## [Available data]
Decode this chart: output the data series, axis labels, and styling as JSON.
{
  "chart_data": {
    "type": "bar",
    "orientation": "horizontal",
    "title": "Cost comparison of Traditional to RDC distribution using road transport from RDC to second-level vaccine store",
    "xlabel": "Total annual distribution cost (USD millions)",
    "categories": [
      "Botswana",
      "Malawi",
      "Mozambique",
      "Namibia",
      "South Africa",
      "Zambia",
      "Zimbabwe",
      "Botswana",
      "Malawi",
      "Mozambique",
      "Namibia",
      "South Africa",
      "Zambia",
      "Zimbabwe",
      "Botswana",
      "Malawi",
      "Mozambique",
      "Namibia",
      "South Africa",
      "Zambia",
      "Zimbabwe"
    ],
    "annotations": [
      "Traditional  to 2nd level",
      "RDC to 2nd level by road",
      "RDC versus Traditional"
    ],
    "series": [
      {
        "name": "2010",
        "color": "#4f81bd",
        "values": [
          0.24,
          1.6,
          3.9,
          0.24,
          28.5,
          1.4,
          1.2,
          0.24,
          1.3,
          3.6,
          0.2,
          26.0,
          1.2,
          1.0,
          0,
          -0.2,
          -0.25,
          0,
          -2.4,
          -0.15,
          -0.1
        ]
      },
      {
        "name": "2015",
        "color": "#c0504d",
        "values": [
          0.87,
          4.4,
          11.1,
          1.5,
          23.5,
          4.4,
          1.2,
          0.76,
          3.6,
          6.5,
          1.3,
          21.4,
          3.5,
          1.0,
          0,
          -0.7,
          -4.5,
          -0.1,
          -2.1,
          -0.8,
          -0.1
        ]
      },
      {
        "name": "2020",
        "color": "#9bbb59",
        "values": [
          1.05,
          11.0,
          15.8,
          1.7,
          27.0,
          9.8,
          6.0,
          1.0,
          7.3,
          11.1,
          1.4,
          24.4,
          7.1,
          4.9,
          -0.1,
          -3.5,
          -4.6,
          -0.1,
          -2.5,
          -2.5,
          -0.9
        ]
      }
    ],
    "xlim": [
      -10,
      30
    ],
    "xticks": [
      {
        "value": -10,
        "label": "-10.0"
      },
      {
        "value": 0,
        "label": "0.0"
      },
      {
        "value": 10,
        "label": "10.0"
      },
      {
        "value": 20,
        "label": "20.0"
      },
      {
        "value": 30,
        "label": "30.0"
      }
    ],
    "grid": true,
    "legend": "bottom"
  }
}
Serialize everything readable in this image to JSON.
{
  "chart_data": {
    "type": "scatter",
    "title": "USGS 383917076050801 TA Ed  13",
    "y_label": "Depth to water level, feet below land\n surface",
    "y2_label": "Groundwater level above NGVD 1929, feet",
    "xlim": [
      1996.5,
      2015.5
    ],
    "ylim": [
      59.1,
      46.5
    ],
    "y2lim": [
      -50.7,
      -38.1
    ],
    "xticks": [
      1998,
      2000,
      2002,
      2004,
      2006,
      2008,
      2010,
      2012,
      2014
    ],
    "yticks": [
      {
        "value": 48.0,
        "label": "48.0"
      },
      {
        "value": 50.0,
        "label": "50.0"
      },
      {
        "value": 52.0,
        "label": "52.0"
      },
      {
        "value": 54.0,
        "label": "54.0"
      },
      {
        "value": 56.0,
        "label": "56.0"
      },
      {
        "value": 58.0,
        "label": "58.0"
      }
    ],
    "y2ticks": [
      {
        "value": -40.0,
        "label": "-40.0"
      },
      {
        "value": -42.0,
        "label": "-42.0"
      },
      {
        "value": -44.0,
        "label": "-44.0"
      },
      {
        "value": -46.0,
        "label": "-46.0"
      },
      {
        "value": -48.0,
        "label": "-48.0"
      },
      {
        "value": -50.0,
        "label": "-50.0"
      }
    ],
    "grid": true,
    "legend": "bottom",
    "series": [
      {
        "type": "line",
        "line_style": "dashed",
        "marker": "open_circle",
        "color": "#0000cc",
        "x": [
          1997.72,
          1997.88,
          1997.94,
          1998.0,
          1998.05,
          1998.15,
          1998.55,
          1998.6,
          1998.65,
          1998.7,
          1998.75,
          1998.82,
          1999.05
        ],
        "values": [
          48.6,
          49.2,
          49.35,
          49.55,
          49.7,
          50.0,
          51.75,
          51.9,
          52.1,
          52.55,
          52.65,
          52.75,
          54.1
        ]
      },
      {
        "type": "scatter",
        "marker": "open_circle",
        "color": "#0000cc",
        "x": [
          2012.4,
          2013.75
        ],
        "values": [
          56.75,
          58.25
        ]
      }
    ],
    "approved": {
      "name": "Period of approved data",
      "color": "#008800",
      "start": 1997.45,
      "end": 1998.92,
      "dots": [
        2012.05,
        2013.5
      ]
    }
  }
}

## [Task]
Return all the data exactly as given.

## [The result]
Decode this chart: output the data series, axis labels, and styling as JSON.
{
  "chart_data": {
    "type": "bar",
    "orientation": "horizontal",
    "title": "Cost comparison of Traditional to RDC distribution using road transport from RDC to second-level vaccine store",
    "xlabel": "Total annual distribution cost (USD millions)",
    "categories": [
      "Botswana",
      "Malawi",
      "Mozambique",
      "Namibia",
      "South Africa",
      "Zambia",
      "Zimbabwe",
      "Botswana",
      "Malawi",
      "Mozambique",
      "Namibia",
      "South Africa",
      "Zambia",
      "Zimbabwe",
      "Botswana",
      "Malawi",
      "Mozambique",
      "Namibia",
      "South Africa",
      "Zambia",
      "Zimbabwe"
    ],
    "annotations": [
      "Traditional  to 2nd level",
      "RDC to 2nd level by road",
      "RDC versus Traditional"
    ],
    "series": [
      {
        "name": "2010",
        "color": "#4f81bd",
        "values": [
          0.24,
          1.6,
          3.9,
          0.24,
          28.5,
          1.4,
          1.2,
          0.24,
          1.3,
          3.6,
          0.2,
          26.0,
          1.2,
          1.0,
          0,
          -0.2,
          -0.25,
          0,
          -2.4,
          -0.15,
          -0.1
        ]
      },
      {
        "name": "2015",
        "color": "#c0504d",
        "values": [
          0.87,
          4.4,
          11.1,
          1.5,
          23.5,
          4.4,
          1.2,
          0.76,
          3.6,
          6.5,
          1.3,
          21.4,
          3.5,
          1.0,
          0,
          -0.7,
          -4.5,
          -0.1,
          -2.1,
          -0.8,
          -0.1
        ]
      },
      {
        "name": "2020",
        "color": "#9bbb59",
        "values": [
          1.05,
          11.0,
          15.8,
          1.7,
          27.0,
          9.8,
          6.0,
          1.0,
          7.3,
          11.1,
          1.4,
          24.4,
          7.1,
          4.9,
          -0.1,
          -3.5,
          -4.6,
          -0.1,
          -2.5,
          -2.5,
          -0.9
        ]
      }
    ],
    "xlim": [
      -10,
      30
    ],
    "xticks": [
      {
        "value": -10,
        "label": "-10.0"
      },
      {
        "value": 0,
        "label": "0.0"
      },
      {
        "value": 10,
        "label": "10.0"
      },
      {
        "value": 20,
        "label": "20.0"
      },
      {
        "value": 30,
        "label": "30.0"
      }
    ],
    "grid": true,
    "legend": "bottom"
  }
}
Serialize everything readable in this image to JSON.
{
  "chart_data": {
    "type": "scatter",
    "title": "USGS 383917076050801 TA Ed  13",
    "y_label": "Depth to water level, feet below land\n surface",
    "y2_label": "Groundwater level above NGVD 1929, feet",
    "xlim": [
      1996.5,
      2015.5
    ],
    "ylim": [
      59.1,
      46.5
    ],
    "y2lim": [
      -50.7,
      -38.1
    ],
    "xticks": [
      1998,
      2000,
      2002,
      2004,
      2006,
      2008,
      2010,
      2012,
      2014
    ],
    "yticks": [
      {
        "value": 48.0,
        "label": "48.0"
      },
      {
        "value": 50.0,
        "label": "50.0"
      },
      {
        "value": 52.0,
        "label": "52.0"
      },
      {
        "value": 54.0,
        "label": "54.0"
      },
      {
        "value": 56.0,
        "label": "56.0"
      },
      {
        "value": 58.0,
        "label": "58.0"
      }
    ],
    "y2ticks": [
      {
        "value": -40.0,
        "label": "-40.0"
      },
      {
        "value": -42.0,
        "label": "-42.0"
      },
      {
        "value": -44.0,
        "label": "-44.0"
      },
      {
        "value": -46.0,
        "label": "-46.0"
      },
      {
        "value": -48.0,
        "label": "-48.0"
      },
      {
        "value": -50.0,
        "label": "-50.0"
      }
    ],
    "grid": true,
    "legend": "bottom",
    "series": [
      {
        "type": "line",
        "line_style": "dashed",
        "marker": "open_circle",
        "color": "#0000cc",
        "x": [
          1997.72,
          1997.88,
          1997.94,
          1998.0,
          1998.05,
          1998.15,
          1998.55,
          1998.6,
          1998.65,
          1998.7,
          1998.75,
          1998.82,
          1999.05
        ],
        "values": [
          48.6,
          49.2,
          49.35,
          49.55,
          49.7,
          50.0,
          51.75,
          51.9,
          52.1,
          52.55,
          52.65,
          52.75,
          54.1
        ]
      },
      {
        "type": "scatter",
        "marker": "open_circle",
        "color": "#0000cc",
        "x": [
          2012.4,
          2013.75
        ],
        "values": [
          56.75,
          58.25
        ]
      }
    ],
    "approved": {
      "name": "Period of approved data",
      "color": "#008800",
      "start": 1997.45,
      "end": 1998.92,
      "dots": [
        2012.05,
        2013.5
      ]
    }
  }
}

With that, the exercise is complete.